start Entries
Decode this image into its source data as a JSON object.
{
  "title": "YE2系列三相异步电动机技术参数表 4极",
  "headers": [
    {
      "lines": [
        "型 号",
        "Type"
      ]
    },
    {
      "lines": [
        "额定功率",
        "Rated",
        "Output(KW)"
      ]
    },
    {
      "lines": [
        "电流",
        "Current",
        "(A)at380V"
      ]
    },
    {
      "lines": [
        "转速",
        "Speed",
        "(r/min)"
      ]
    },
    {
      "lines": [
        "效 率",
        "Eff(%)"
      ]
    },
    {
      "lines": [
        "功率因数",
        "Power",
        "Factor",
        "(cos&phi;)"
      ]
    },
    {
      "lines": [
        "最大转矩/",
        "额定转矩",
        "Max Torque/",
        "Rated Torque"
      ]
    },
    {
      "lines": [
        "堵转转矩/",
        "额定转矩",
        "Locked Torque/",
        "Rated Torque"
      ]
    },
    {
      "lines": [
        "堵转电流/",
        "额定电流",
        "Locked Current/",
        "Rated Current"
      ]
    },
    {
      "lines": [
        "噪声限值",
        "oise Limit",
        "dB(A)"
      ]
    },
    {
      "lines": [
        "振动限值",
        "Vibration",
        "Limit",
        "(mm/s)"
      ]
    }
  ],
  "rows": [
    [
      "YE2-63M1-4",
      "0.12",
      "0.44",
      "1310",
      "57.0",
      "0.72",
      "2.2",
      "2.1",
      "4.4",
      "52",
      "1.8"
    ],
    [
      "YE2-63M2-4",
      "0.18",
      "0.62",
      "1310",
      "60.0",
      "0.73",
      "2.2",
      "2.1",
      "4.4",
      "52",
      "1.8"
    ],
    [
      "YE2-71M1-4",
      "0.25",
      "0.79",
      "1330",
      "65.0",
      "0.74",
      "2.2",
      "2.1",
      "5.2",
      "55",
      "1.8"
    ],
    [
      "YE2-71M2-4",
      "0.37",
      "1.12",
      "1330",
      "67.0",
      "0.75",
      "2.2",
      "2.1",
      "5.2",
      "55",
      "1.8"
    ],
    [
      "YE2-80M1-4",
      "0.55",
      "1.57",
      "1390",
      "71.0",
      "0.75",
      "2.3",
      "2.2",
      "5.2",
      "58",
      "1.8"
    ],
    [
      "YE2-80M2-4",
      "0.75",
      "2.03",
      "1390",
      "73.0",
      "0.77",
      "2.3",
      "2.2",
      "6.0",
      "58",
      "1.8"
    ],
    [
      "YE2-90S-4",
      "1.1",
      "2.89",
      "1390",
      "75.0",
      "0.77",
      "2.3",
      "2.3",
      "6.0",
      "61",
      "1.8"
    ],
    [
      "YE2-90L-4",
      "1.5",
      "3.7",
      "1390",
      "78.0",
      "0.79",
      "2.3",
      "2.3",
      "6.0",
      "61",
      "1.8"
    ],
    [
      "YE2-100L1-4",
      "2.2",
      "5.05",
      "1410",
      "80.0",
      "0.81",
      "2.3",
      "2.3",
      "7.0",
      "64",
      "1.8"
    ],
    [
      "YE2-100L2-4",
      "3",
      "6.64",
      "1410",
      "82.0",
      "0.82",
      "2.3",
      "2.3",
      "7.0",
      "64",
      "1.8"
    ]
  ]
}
end Entries
Retype the entries exactly, including every line.

Exercise output -
Decode this image into its source data as a JSON object.
{
  "title": "YE2系列三相异步电动机技术参数表 4极",
  "headers": [
    {
      "lines": [
        "型 号",
        "Type"
      ]
    },
    {
      "lines": [
        "额定功率",
        "Rated",
        "Output(KW)"
      ]
    },
    {
      "lines": [
        "电流",
        "Current",
        "(A)at380V"
      ]
    },
    {
      "lines": [
        "转速",
        "Speed",
        "(r/min)"
      ]
    },
    {
      "lines": [
        "效 率",
        "Eff(%)"
      ]
    },
    {
      "lines": [
        "功率因数",
        "Power",
        "Factor",
        "(cos&phi;)"
      ]
    },
    {
      "lines": [
        "最大转矩/",
        "额定转矩",
        "Max Torque/",
        "Rated Torque"
      ]
    },
    {
      "lines": [
        "堵转转矩/",
        "额定转矩",
        "Locked Torque/",
        "Rated Torque"
      ]
    },
    {
      "lines": [
        "堵转电流/",
        "额定电流",
        "Locked Current/",
        "Rated Current"
      ]
    },
    {
      "lines": [
        "噪声限值",
        "oise Limit",
        "dB(A)"
      ]
    },
    {
      "lines": [
        "振动限值",
        "Vibration",
        "Limit",
        "(mm/s)"
      ]
    }
  ],
  "rows": [
    [
      "YE2-63M1-4",
      "0.12",
      "0.44",
      "1310",
      "57.0",
      "0.72",
      "2.2",
      "2.1",
      "4.4",
      "52",
      "1.8"
    ],
    [
      "YE2-63M2-4",
      "0.18",
      "0.62",
      "1310",
      "60.0",
      "0.73",
      "2.2",
      "2.1",
      "4.4",
      "52",
      "1.8"
    ],
    [
      "YE2-71M1-4",
      "0.25",
      "0.79",
      "1330",
      "65.0",
      "0.74",
      "2.2",
      "2.1",
      "5.2",
      "55",
      "1.8"
    ],
    [
      "YE2-71M2-4",
      "0.37",
      "1.12",
      "1330",
      "67.0",
      "0.75",
      "2.2",
      "2.1",
      "5.2",
      "55",
      "1.8"
    ],
    [
      "YE2-80M1-4",
      "0.55",
      "1.57",
      "1390",
      "71.0",
      "0.75",
      "2.3",
      "2.2",
      "5.2",
      "58",
      "1.8"
    ],
    [
      "YE2-80M2-4",
      "0.75",
      "2.03",
      "1390",
      "73.0",
      "0.77",
      "2.3",
      "2.2",
      "6.0",
      "58",
      "1.8"
    ],
    [
      "YE2-90S-4",
      "1.1",
      "2.89",
      "1390",
      "75.0",
      "0.77",
      "2.3",
      "2.3",
      "6.0",
      "61",
      "1.8"
    ],
    [
      "YE2-90L-4",
      "1.5",
      "3.7",
      "1390",
      "78.0",
      "0.79",
      "2.3",
      "2.3",
      "6.0",
      "61",
      "1.8"
    ],
    [
      "YE2-100L1-4",
      "2.2",
      "5.05",
      "1410",
      "80.0",
      "0.81",
      "2.3",
      "2.3",
      "7.0",
      "64",
      "1.8"
    ],
    [
      "YE2-100L2-4",
      "3",
      "6.64",
      "1410",
      "82.0",
      "0.82",
      "2.3",
      "2.3",
      "7.0",
      "64",
      "1.8"
    ]
  ]
}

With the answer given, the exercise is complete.